**Records from a data collection:**
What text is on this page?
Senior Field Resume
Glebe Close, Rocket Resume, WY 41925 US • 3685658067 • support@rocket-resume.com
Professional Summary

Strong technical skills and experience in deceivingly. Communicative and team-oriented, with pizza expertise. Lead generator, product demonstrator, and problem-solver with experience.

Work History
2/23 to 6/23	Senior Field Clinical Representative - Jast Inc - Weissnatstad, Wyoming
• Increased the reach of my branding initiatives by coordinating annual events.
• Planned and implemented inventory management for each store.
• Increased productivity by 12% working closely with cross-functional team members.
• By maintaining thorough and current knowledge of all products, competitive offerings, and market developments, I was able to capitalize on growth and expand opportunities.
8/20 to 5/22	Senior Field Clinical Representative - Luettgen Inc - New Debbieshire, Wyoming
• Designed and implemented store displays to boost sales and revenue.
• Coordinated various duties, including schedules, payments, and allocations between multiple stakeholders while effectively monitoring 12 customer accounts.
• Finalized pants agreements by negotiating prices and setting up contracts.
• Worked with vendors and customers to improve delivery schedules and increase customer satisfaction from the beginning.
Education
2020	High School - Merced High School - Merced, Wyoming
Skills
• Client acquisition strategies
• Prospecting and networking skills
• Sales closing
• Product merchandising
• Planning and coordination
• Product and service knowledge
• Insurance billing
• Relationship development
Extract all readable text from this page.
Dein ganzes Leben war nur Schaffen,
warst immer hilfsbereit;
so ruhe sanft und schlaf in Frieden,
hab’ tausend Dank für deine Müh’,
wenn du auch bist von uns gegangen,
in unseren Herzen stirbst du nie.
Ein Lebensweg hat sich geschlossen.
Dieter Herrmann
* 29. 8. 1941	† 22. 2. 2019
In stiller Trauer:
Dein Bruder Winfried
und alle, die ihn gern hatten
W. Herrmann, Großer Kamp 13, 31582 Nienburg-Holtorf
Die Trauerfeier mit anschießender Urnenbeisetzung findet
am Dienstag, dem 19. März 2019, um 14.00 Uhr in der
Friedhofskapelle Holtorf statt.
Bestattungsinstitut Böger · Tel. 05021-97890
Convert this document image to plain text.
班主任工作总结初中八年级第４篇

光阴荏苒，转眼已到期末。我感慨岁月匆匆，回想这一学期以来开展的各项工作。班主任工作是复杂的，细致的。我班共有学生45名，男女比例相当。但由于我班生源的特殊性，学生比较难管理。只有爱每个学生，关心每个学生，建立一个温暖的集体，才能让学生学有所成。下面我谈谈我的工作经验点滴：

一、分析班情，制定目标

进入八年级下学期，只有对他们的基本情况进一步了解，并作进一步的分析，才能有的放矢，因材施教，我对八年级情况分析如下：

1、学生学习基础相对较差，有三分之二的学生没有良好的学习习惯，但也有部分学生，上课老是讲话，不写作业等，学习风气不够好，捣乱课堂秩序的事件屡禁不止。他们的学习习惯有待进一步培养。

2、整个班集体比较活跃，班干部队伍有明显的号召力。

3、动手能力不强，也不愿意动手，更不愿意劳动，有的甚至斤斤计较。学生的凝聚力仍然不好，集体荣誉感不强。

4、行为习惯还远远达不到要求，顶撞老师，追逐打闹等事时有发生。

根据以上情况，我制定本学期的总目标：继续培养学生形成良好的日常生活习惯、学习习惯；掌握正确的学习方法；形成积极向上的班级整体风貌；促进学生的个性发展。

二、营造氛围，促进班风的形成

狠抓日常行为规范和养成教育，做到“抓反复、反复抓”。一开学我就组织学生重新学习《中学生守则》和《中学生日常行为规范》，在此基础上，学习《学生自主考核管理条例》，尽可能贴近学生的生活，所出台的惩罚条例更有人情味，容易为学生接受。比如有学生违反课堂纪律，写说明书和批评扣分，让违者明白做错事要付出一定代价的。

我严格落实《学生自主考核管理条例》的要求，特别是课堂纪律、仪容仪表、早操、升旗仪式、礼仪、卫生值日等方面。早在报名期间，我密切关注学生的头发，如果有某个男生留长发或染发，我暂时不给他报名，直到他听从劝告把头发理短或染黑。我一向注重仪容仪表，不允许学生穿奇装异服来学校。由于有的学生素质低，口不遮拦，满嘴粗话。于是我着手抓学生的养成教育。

**Stated problem:**
Transcribe the entire listing above precisely.

**Solution below:**
What text is on this page?
Senior Field Resume
Glebe Close, Rocket Resume, WY 41925 US • 3685658067 • support@rocket-resume.com
Professional Summary

Strong technical skills and experience in deceivingly. Communicative and team-oriented, with pizza expertise. Lead generator, product demonstrator, and problem-solver with experience.

Work History
2/23 to 6/23	Senior Field Clinical Representative - Jast Inc - Weissnatstad, Wyoming
• Increased the reach of my branding initiatives by coordinating annual events.
• Planned and implemented inventory management for each store.
• Increased productivity by 12% working closely with cross-functional team members.
• By maintaining thorough and current knowledge of all products, competitive offerings, and market developments, I was able to capitalize on growth and expand opportunities.
8/20 to 5/22	Senior Field Clinical Representative - Luettgen Inc - New Debbieshire, Wyoming
• Designed and implemented store displays to boost sales and revenue.
• Coordinated various duties, including schedules, payments, and allocations between multiple stakeholders while effectively monitoring 12 customer accounts.
• Finalized pants agreements by negotiating prices and setting up contracts.
• Worked with vendors and customers to improve delivery schedules and increase customer satisfaction from the beginning.
Education
2020	High School - Merced High School - Merced, Wyoming
Skills
• Client acquisition strategies
• Prospecting and networking skills
• Sales closing
• Product merchandising
• Planning and coordination
• Product and service knowledge
• Insurance billing
• Relationship development
Extract all readable text from this page.
Dein ganzes Leben war nur Schaffen,
warst immer hilfsbereit;
so ruhe sanft und schlaf in Frieden,
hab’ tausend Dank für deine Müh’,
wenn du auch bist von uns gegangen,
in unseren Herzen stirbst du nie.
Ein Lebensweg hat sich geschlossen.
Dieter Herrmann
* 29. 8. 1941	† 22. 2. 2019
In stiller Trauer:
Dein Bruder Winfried
und alle, die ihn gern hatten
W. Herrmann, Großer Kamp 13, 31582 Nienburg-Holtorf
Die Trauerfeier mit anschießender Urnenbeisetzung findet
am Dienstag, dem 19. März 2019, um 14.00 Uhr in der
Friedhofskapelle Holtorf statt.
Bestattungsinstitut Böger · Tel. 05021-97890
Convert this document image to plain text.
班主任工作总结初中八年级第４篇

光阴荏苒，转眼已到期末。我感慨岁月匆匆，回想这一学期以来开展的各项工作。班主任工作是复杂的，细致的。我班共有学生45名，男女比例相当。但由于我班生源的特殊性，学生比较难管理。只有爱每个学生，关心每个学生，建立一个温暖的集体，才能让学生学有所成。下面我谈谈我的工作经验点滴：

一、分析班情，制定目标

进入八年级下学期，只有对他们的基本情况进一步了解，并作进一步的分析，才能有的放矢，因材施教，我对八年级情况分析如下：

1、学生学习基础相对较差，有三分之二的学生没有良好的学习习惯，但也有部分学生，上课老是讲话，不写作业等，学习风气不够好，捣乱课堂秩序的事件屡禁不止。他们的学习习惯有待进一步培养。

2、整个班集体比较活跃，班干部队伍有明显的号召力。

3、动手能力不强，也不愿意动手，更不愿意劳动，有的甚至斤斤计较。学生的凝聚力仍然不好，集体荣誉感不强。

4、行为习惯还远远达不到要求，顶撞老师，追逐打闹等事时有发生。

根据以上情况，我制定本学期的总目标：继续培养学生形成良好的日常生活习惯、学习习惯；掌握正确的学习方法；形成积极向上的班级整体风貌；促进学生的个性发展。

二、营造氛围，促进班风的形成

狠抓日常行为规范和养成教育，做到“抓反复、反复抓”。一开学我就组织学生重新学习《中学生守则》和《中学生日常行为规范》，在此基础上，学习《学生自主考核管理条例》，尽可能贴近学生的生活，所出台的惩罚条例更有人情味，容易为学生接受。比如有学生违反课堂纪律，写说明书和批评扣分，让违者明白做错事要付出一定代价的。

我严格落实《学生自主考核管理条例》的要求，特别是课堂纪律、仪容仪表、早操、升旗仪式、礼仪、卫生值日等方面。早在报名期间，我密切关注学生的头发，如果有某个男生留长发或染发，我暂时不给他报名，直到他听从劝告把头发理短或染黑。我一向注重仪容仪表，不允许学生穿奇装异服来学校。由于有的学生素质低，口不遮拦，满嘴粗话。于是我着手抓学生的养成教育。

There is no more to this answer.